Description of the task »
Omit the pictures, then write out every entry exactly as it reads.

[Dataset entries]
§ §

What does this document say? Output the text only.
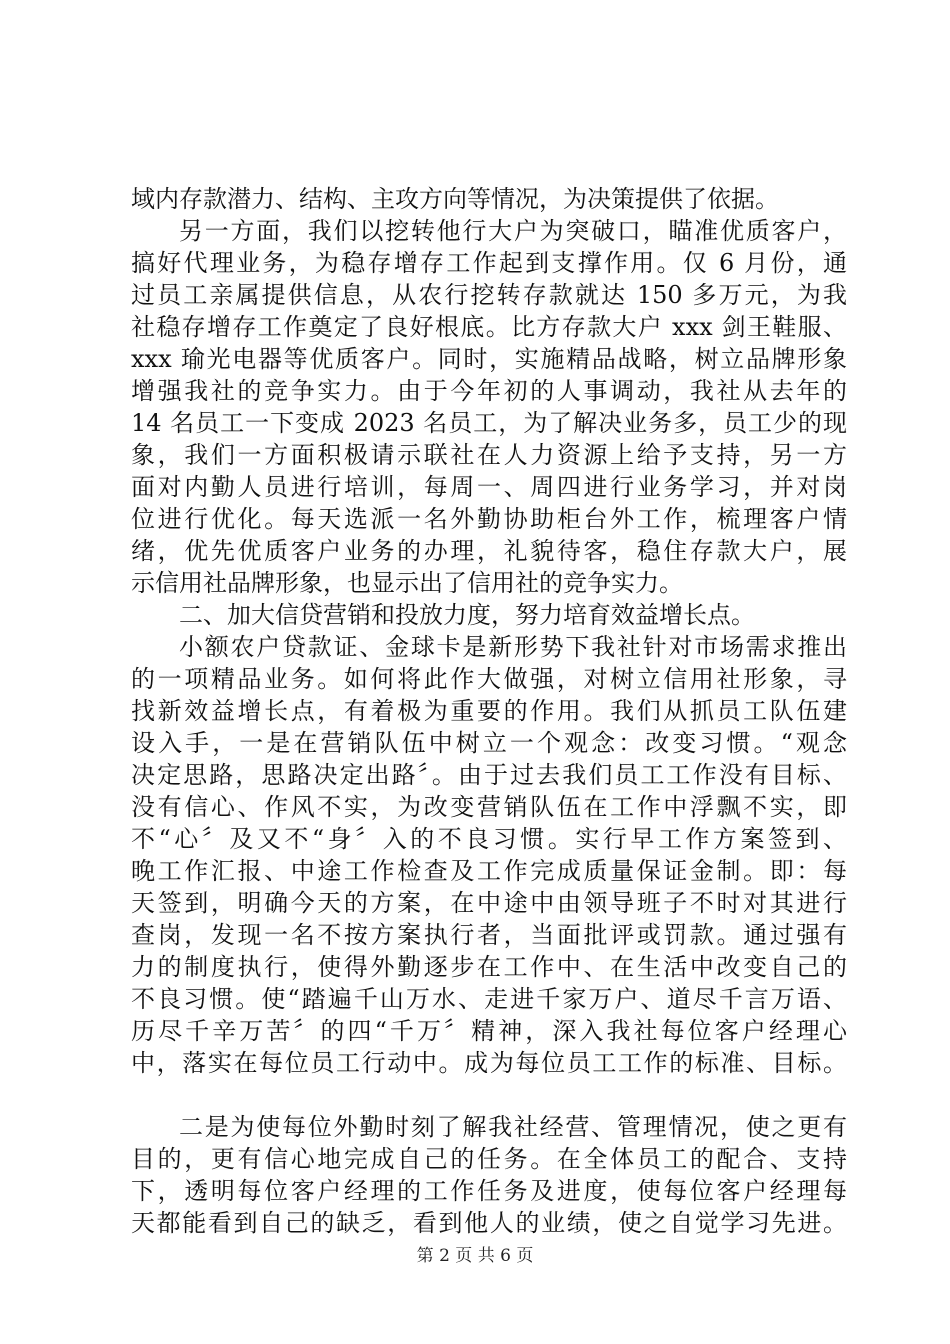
域内存款潜力、结构、主攻方向等情况，为决策提供了依据。
另一方面，我们以挖转他行大户为突破口，瞄准优质客户，
搞好代理业务，为稳存增存工作起到支撑作用。仅 6 月份，通
过员工亲属提供信息，从农行挖转存款就达 150 多万元，为我
社稳存增存工作奠定了良好根底。比方存款大户 xxx 剑王鞋服、
xxx 瑜光电器等优质客户。同时，实施精品战略，树立品牌形象
增强我社的竞争实力。由于今年初的人事调动，我社从去年的
14 名员工一下变成 2023 名员工，为了解决业务多，员工少的现
象，我们一方面积极请示联社在人力资源上给予支持，另一方
面对内勤人员进行培训，每周一、周四进行业务学习，并对岗
位进行优化。每天选派一名外勤协助柜台外工作，梳理客户情
绪，优先优质客户业务的办理，礼貌待客，稳住存款大户，展
示信用社品牌形象，也显示出了信用社的竞争实力。
二、加大信贷营销和投放力度，努力培育效益增长点。
小额农户贷款证、金球卡是新形势下我社针对市场需求推出
的一项精品业务。如何将此作大做强，对树立信用社形象，寻
找新效益增长点，有着极为重要的作用。我们从抓员工队伍建
设入手，一是在营销队伍中树立一个观念：改变习惯。“观念
决定思路，思路决定出路〞。由于过去我们员工工作没有目标、
没有信心、作风不实，为改变营销队伍在工作中浮飘不实，即
不“心〞及又不“身〞入的不良习惯。实行早工作方案签到、
晚工作汇报、中途工作检查及工作完成质量保证金制。即：每
天签到，明确今天的方案，在中途中由领导班子不时对其进行
查岗，发现一名不按方案执行者，当面批评或罚款。通过强有
力的制度执行，使得外勤逐步在工作中、在生活中改变自己的
不良习惯。使“踏遍千山万水、走进千家万户、道尽千言万语、
历尽千辛万苦〞的四“千万〞精神，深入我社每位客户经理心
中，落实在每位员工行动中。成为每位员工工作的标准、目标。
二是为使每位外勤时刻了解我社经营、管理情况，使之更有
目的，更有信心地完成自己的任务。在全体员工的配合、支持
下，透明每位客户经理的工作任务及进度，使每位客户经理每
天都能看到自己的缺乏，看到他人的业绩，使之自觉学习先进。
第 2 页 共 6 页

§ §

Response below »
What does this document say? Output the text only.
域内存款潜力、结构、主攻方向等情况，为决策提供了依据。
另一方面，我们以挖转他行大户为突破口，瞄准优质客户，
搞好代理业务，为稳存增存工作起到支撑作用。仅 6 月份，通
过员工亲属提供信息，从农行挖转存款就达 150 多万元，为我
社稳存增存工作奠定了良好根底。比方存款大户 xxx 剑王鞋服、
xxx 瑜光电器等优质客户。同时，实施精品战略，树立品牌形象
增强我社的竞争实力。由于今年初的人事调动，我社从去年的
14 名员工一下变成 2023 名员工，为了解决业务多，员工少的现
象，我们一方面积极请示联社在人力资源上给予支持，另一方
面对内勤人员进行培训，每周一、周四进行业务学习，并对岗
位进行优化。每天选派一名外勤协助柜台外工作，梳理客户情
绪，优先优质客户业务的办理，礼貌待客，稳住存款大户，展
示信用社品牌形象，也显示出了信用社的竞争实力。
二、加大信贷营销和投放力度，努力培育效益增长点。
小额农户贷款证、金球卡是新形势下我社针对市场需求推出
的一项精品业务。如何将此作大做强，对树立信用社形象，寻
找新效益增长点，有着极为重要的作用。我们从抓员工队伍建
设入手，一是在营销队伍中树立一个观念：改变习惯。“观念
决定思路，思路决定出路〞。由于过去我们员工工作没有目标、
没有信心、作风不实，为改变营销队伍在工作中浮飘不实，即
不“心〞及又不“身〞入的不良习惯。实行早工作方案签到、
晚工作汇报、中途工作检查及工作完成质量保证金制。即：每
天签到，明确今天的方案，在中途中由领导班子不时对其进行
查岗，发现一名不按方案执行者，当面批评或罚款。通过强有
力的制度执行，使得外勤逐步在工作中、在生活中改变自己的
不良习惯。使“踏遍千山万水、走进千家万户、道尽千言万语、
历尽千辛万苦〞的四“千万〞精神，深入我社每位客户经理心
中，落实在每位员工行动中。成为每位员工工作的标准、目标。
二是为使每位外勤时刻了解我社经营、管理情况，使之更有
目的，更有信心地完成自己的任务。在全体员工的配合、支持
下，透明每位客户经理的工作任务及进度，使每位客户经理每
天都能看到自己的缺乏，看到他人的业绩，使之自觉学习先进。
第 2 页 共 6 页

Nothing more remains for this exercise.